■ EXERCISE AIM ■
Pictures stay out of your copy, but everything else in the records below must be repeated exactly.

■ DATA ROWS ■
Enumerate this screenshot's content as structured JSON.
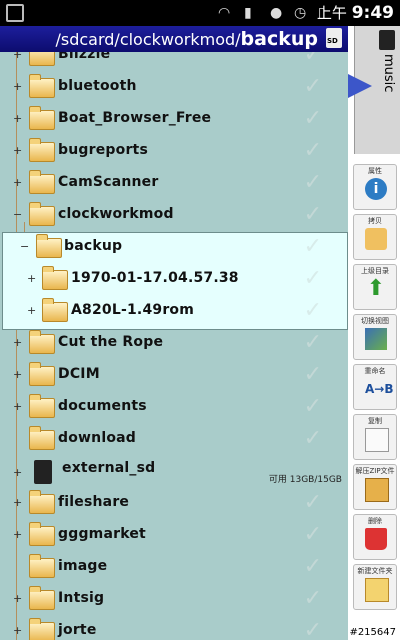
{
  "status_bar": {
    "time_prefix": "上午",
    "time": "9:49",
    "icons": [
      "download-icon",
      "wifi-icon",
      "signal-icon",
      "app-icon",
      "alarm-icon",
      "battery-icon"
    ]
  },
  "path_bar": {
    "path_prefix": "/sdcard/clockworkmod/",
    "path_current": "backup"
  },
  "music_tab": {
    "label": "music"
  },
  "files": [
    {
      "name": "Bilzzie",
      "expander": "+"
    },
    {
      "name": "bluetooth",
      "expander": "+"
    },
    {
      "name": "Boat_Browser_Free",
      "expander": "+"
    },
    {
      "name": "bugreports",
      "expander": "+"
    },
    {
      "name": "CamScanner",
      "expander": "+"
    },
    {
      "name": "clockworkmod",
      "expander": "−"
    },
    {
      "name": "backup",
      "expander": "−"
    },
    {
      "name": "1970-01-17.04.57.38",
      "expander": "+"
    },
    {
      "name": "A820L-1.49rom",
      "expander": "+"
    },
    {
      "name": "Cut the Rope",
      "expander": "+"
    },
    {
      "name": "DCIM",
      "expander": "+"
    },
    {
      "name": "documents",
      "expander": "+"
    },
    {
      "name": "download",
      "expander": ""
    },
    {
      "name": "external_sd",
      "expander": "+",
      "info": "可用 13GB/15GB"
    },
    {
      "name": "fileshare",
      "expander": "+"
    },
    {
      "name": "gggmarket",
      "expander": "+"
    },
    {
      "name": "image",
      "expander": ""
    },
    {
      "name": "Intsig",
      "expander": "+"
    },
    {
      "name": "jorte",
      "expander": "+"
    }
  ],
  "tools": [
    {
      "label": "属性",
      "icon": "info-icon"
    },
    {
      "label": "拷贝",
      "icon": "copy-icon"
    },
    {
      "label": "上级目录",
      "icon": "up-arrow-icon"
    },
    {
      "label": "切换视图",
      "icon": "view-icon"
    },
    {
      "label": "重命名",
      "icon": "rename-icon"
    },
    {
      "label": "复制",
      "icon": "paste-icon"
    },
    {
      "label": "解压ZIP文件",
      "icon": "zip-icon"
    },
    {
      "label": "删除",
      "icon": "trash-icon"
    },
    {
      "label": "新建文件夹",
      "icon": "new-folder-icon"
    }
  ],
  "watermark": "#215647",
  "colors": {
    "path_bar": "#1d1e9c",
    "list_bg": "#a9ccca",
    "selection_bg": "#e5fffe",
    "arrow": "#3c56c9"
  }
}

■ COMPLETED EXERCISE ■
Enumerate this screenshot's content as structured JSON.
{
  "status_bar": {
    "time_prefix": "上午",
    "time": "9:49",
    "icons": [
      "download-icon",
      "wifi-icon",
      "signal-icon",
      "app-icon",
      "alarm-icon",
      "battery-icon"
    ]
  },
  "path_bar": {
    "path_prefix": "/sdcard/clockworkmod/",
    "path_current": "backup"
  },
  "music_tab": {
    "label": "music"
  },
  "files": [
    {
      "name": "Bilzzie",
      "expander": "+"
    },
    {
      "name": "bluetooth",
      "expander": "+"
    },
    {
      "name": "Boat_Browser_Free",
      "expander": "+"
    },
    {
      "name": "bugreports",
      "expander": "+"
    },
    {
      "name": "CamScanner",
      "expander": "+"
    },
    {
      "name": "clockworkmod",
      "expander": "−"
    },
    {
      "name": "backup",
      "expander": "−"
    },
    {
      "name": "1970-01-17.04.57.38",
      "expander": "+"
    },
    {
      "name": "A820L-1.49rom",
      "expander": "+"
    },
    {
      "name": "Cut the Rope",
      "expander": "+"
    },
    {
      "name": "DCIM",
      "expander": "+"
    },
    {
      "name": "documents",
      "expander": "+"
    },
    {
      "name": "download",
      "expander": ""
    },
    {
      "name": "external_sd",
      "expander": "+",
      "info": "可用 13GB/15GB"
    },
    {
      "name": "fileshare",
      "expander": "+"
    },
    {
      "name": "gggmarket",
      "expander": "+"
    },
    {
      "name": "image",
      "expander": ""
    },
    {
      "name": "Intsig",
      "expander": "+"
    },
    {
      "name": "jorte",
      "expander": "+"
    }
  ],
  "tools": [
    {
      "label": "属性",
      "icon": "info-icon"
    },
    {
      "label": "拷贝",
      "icon": "copy-icon"
    },
    {
      "label": "上级目录",
      "icon": "up-arrow-icon"
    },
    {
      "label": "切换视图",
      "icon": "view-icon"
    },
    {
      "label": "重命名",
      "icon": "rename-icon"
    },
    {
      "label": "复制",
      "icon": "paste-icon"
    },
    {
      "label": "解压ZIP文件",
      "icon": "zip-icon"
    },
    {
      "label": "删除",
      "icon": "trash-icon"
    },
    {
      "label": "新建文件夹",
      "icon": "new-folder-icon"
    }
  ],
  "watermark": "#215647",
  "colors": {
    "path_bar": "#1d1e9c",
    "list_bg": "#a9ccca",
    "selection_bg": "#e5fffe",
    "arrow": "#3c56c9"
  }
}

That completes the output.